**REQUIRED WORK**
Locate all lines with the word "model" and copy them out.

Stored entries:
»»
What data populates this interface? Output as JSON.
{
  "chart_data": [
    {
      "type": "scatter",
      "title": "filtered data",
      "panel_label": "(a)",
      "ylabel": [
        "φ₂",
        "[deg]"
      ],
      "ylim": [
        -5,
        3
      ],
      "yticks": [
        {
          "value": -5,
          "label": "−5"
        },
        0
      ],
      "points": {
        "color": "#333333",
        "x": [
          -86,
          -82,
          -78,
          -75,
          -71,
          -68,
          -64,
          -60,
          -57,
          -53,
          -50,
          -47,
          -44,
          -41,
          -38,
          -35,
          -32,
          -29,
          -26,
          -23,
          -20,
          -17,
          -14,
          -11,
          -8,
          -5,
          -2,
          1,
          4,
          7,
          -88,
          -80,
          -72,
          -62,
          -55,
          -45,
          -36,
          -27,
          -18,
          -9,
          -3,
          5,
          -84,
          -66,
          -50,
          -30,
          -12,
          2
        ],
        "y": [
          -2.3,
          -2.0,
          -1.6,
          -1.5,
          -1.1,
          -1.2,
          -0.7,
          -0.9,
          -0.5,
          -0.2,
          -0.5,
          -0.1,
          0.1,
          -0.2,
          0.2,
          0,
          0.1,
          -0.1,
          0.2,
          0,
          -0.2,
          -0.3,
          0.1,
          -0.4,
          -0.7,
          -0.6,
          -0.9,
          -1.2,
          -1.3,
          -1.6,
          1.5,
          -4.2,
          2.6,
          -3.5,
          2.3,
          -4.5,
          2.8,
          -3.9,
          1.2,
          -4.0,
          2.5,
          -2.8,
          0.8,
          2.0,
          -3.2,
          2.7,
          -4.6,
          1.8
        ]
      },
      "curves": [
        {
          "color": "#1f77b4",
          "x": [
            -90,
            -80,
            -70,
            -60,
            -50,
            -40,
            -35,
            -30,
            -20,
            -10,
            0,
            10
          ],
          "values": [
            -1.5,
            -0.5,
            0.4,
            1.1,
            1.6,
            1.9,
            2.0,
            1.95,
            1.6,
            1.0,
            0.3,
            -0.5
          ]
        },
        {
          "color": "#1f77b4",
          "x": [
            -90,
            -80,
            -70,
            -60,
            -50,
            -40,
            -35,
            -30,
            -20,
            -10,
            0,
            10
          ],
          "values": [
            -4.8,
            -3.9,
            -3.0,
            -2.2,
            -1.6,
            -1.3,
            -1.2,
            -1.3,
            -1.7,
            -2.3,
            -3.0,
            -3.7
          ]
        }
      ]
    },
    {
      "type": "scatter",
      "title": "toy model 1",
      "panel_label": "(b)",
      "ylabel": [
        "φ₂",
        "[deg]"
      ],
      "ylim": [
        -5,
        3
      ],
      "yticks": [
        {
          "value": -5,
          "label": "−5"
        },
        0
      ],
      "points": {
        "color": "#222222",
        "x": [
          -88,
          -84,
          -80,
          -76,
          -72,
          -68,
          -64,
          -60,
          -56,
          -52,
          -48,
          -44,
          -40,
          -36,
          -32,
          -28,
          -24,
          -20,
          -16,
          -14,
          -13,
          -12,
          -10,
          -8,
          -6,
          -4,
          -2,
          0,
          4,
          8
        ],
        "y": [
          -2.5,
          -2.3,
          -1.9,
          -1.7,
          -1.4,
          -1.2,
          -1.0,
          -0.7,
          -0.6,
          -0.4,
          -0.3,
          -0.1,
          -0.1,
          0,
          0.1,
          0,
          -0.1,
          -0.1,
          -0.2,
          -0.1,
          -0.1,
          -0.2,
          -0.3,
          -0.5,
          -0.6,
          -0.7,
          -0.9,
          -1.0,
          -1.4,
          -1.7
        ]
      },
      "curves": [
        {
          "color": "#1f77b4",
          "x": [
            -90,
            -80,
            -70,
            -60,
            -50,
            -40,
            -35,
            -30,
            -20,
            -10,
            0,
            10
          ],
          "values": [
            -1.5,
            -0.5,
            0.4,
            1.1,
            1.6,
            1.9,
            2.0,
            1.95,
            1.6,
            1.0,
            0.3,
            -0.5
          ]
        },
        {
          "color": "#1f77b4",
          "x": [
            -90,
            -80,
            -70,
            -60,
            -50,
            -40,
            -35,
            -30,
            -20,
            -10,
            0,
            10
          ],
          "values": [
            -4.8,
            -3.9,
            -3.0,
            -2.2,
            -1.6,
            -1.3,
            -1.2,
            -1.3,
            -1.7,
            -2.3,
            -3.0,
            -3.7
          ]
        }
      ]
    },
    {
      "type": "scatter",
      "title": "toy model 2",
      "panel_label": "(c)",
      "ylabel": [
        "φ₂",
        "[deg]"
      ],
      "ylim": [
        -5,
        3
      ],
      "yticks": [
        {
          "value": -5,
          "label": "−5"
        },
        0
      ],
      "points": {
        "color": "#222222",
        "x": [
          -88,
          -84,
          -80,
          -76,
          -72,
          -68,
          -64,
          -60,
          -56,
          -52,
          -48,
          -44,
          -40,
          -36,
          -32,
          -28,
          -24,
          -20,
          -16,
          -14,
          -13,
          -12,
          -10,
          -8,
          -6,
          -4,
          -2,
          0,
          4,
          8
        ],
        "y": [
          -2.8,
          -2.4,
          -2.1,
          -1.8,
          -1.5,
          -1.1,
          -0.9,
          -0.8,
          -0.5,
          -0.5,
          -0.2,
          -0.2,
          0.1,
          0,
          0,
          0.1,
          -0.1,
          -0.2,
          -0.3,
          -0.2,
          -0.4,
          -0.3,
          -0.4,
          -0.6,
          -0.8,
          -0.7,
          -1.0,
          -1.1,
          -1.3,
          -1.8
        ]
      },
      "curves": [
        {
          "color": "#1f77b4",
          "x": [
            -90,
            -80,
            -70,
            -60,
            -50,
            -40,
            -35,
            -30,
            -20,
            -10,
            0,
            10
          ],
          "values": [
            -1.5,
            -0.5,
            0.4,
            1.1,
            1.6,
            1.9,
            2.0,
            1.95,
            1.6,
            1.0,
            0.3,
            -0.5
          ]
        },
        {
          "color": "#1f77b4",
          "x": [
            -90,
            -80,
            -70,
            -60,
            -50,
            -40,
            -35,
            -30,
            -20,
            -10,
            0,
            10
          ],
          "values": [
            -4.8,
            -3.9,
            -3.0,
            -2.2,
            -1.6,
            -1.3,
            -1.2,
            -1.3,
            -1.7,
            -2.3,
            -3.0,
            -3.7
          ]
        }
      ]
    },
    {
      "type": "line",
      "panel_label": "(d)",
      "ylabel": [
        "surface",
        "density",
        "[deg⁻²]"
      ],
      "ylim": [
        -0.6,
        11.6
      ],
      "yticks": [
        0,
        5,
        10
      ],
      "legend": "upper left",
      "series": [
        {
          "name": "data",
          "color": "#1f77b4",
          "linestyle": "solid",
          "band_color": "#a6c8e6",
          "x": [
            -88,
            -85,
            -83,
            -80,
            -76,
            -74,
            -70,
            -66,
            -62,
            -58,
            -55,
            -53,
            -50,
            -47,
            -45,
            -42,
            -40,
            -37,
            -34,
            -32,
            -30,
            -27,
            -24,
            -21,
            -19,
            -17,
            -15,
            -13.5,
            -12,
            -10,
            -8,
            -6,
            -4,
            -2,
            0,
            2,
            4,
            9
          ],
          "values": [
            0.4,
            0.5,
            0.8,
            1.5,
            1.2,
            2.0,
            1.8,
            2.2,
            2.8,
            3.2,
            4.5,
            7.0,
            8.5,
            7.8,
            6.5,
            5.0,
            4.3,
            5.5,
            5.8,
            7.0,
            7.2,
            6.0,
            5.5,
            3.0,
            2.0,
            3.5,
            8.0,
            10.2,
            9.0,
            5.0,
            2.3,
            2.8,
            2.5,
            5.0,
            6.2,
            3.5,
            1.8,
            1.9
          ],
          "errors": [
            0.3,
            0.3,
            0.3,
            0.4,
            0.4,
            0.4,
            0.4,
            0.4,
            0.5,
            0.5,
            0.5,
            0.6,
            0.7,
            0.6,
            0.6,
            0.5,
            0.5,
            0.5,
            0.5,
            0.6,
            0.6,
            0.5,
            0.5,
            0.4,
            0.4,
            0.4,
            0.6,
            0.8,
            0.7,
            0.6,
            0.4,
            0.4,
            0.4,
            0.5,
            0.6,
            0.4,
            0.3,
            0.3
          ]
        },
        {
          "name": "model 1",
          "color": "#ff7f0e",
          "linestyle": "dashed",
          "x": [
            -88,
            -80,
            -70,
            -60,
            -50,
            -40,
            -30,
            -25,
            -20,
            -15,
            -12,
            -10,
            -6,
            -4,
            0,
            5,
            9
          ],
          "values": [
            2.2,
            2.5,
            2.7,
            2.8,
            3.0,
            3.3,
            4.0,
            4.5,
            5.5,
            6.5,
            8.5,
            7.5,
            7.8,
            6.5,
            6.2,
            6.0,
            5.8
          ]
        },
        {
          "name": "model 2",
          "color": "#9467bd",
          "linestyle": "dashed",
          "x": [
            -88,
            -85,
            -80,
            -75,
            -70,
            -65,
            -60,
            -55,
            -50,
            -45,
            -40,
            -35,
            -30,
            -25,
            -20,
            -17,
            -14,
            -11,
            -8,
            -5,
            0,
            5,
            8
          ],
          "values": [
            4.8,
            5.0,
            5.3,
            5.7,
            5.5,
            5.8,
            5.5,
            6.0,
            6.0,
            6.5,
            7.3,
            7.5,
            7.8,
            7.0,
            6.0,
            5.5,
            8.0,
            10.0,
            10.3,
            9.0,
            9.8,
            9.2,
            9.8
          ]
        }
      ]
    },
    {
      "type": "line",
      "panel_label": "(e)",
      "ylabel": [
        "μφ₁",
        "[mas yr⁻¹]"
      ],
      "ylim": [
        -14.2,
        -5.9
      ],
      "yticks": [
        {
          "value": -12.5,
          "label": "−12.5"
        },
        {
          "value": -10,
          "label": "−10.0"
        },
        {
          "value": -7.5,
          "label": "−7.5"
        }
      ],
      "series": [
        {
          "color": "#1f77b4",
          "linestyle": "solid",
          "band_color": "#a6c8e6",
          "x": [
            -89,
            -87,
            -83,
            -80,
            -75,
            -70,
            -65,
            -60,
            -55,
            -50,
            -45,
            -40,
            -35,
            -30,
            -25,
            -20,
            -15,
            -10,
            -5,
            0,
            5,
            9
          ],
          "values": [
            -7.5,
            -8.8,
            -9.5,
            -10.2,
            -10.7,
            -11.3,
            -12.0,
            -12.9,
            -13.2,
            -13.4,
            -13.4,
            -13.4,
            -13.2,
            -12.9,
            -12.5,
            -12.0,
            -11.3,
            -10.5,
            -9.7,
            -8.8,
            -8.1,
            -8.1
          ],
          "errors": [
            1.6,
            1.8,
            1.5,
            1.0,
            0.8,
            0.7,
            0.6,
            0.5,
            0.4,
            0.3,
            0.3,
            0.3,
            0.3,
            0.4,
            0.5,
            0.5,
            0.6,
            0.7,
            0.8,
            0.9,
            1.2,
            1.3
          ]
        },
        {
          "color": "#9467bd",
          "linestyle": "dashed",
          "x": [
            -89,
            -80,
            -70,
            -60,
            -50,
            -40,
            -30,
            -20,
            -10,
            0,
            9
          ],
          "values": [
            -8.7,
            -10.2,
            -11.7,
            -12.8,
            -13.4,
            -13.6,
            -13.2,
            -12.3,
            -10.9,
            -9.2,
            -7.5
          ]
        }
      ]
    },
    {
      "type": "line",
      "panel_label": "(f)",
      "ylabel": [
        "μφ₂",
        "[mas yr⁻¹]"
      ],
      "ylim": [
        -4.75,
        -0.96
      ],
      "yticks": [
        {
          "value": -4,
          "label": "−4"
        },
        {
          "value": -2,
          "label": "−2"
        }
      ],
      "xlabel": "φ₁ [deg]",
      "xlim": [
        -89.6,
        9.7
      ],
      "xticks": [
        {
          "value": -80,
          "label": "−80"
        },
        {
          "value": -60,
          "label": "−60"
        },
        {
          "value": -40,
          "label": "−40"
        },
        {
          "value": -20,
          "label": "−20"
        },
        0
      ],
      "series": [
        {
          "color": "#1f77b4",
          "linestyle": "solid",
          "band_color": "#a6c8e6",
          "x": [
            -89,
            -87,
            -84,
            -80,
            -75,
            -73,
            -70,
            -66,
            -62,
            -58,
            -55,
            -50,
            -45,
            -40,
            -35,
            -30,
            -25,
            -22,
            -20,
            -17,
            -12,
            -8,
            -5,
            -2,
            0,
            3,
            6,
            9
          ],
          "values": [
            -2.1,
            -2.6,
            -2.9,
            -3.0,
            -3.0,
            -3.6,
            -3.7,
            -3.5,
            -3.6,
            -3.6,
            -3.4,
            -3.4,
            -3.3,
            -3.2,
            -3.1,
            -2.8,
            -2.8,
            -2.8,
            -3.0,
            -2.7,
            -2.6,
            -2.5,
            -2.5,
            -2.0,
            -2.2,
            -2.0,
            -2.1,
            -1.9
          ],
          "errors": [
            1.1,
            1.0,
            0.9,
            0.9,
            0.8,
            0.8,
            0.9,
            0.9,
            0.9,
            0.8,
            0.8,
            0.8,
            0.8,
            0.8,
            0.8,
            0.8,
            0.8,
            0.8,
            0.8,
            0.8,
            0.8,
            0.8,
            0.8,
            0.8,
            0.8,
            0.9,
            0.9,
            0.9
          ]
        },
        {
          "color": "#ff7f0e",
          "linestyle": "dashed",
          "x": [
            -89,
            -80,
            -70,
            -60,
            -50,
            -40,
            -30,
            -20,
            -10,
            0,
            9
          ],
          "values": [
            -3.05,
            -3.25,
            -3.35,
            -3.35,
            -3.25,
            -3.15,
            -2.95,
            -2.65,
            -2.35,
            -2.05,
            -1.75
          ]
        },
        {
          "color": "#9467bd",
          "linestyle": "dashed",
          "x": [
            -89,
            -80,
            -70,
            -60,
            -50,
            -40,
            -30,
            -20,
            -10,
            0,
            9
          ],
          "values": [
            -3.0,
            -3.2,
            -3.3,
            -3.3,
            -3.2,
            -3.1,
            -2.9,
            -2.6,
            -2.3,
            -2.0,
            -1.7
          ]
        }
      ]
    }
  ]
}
««
**SOLUTION TO THIS EXERCISE**
      "title": "toy model 1",
      "title": "toy model 2",
          "name": "model 1",
          "name": "model 2",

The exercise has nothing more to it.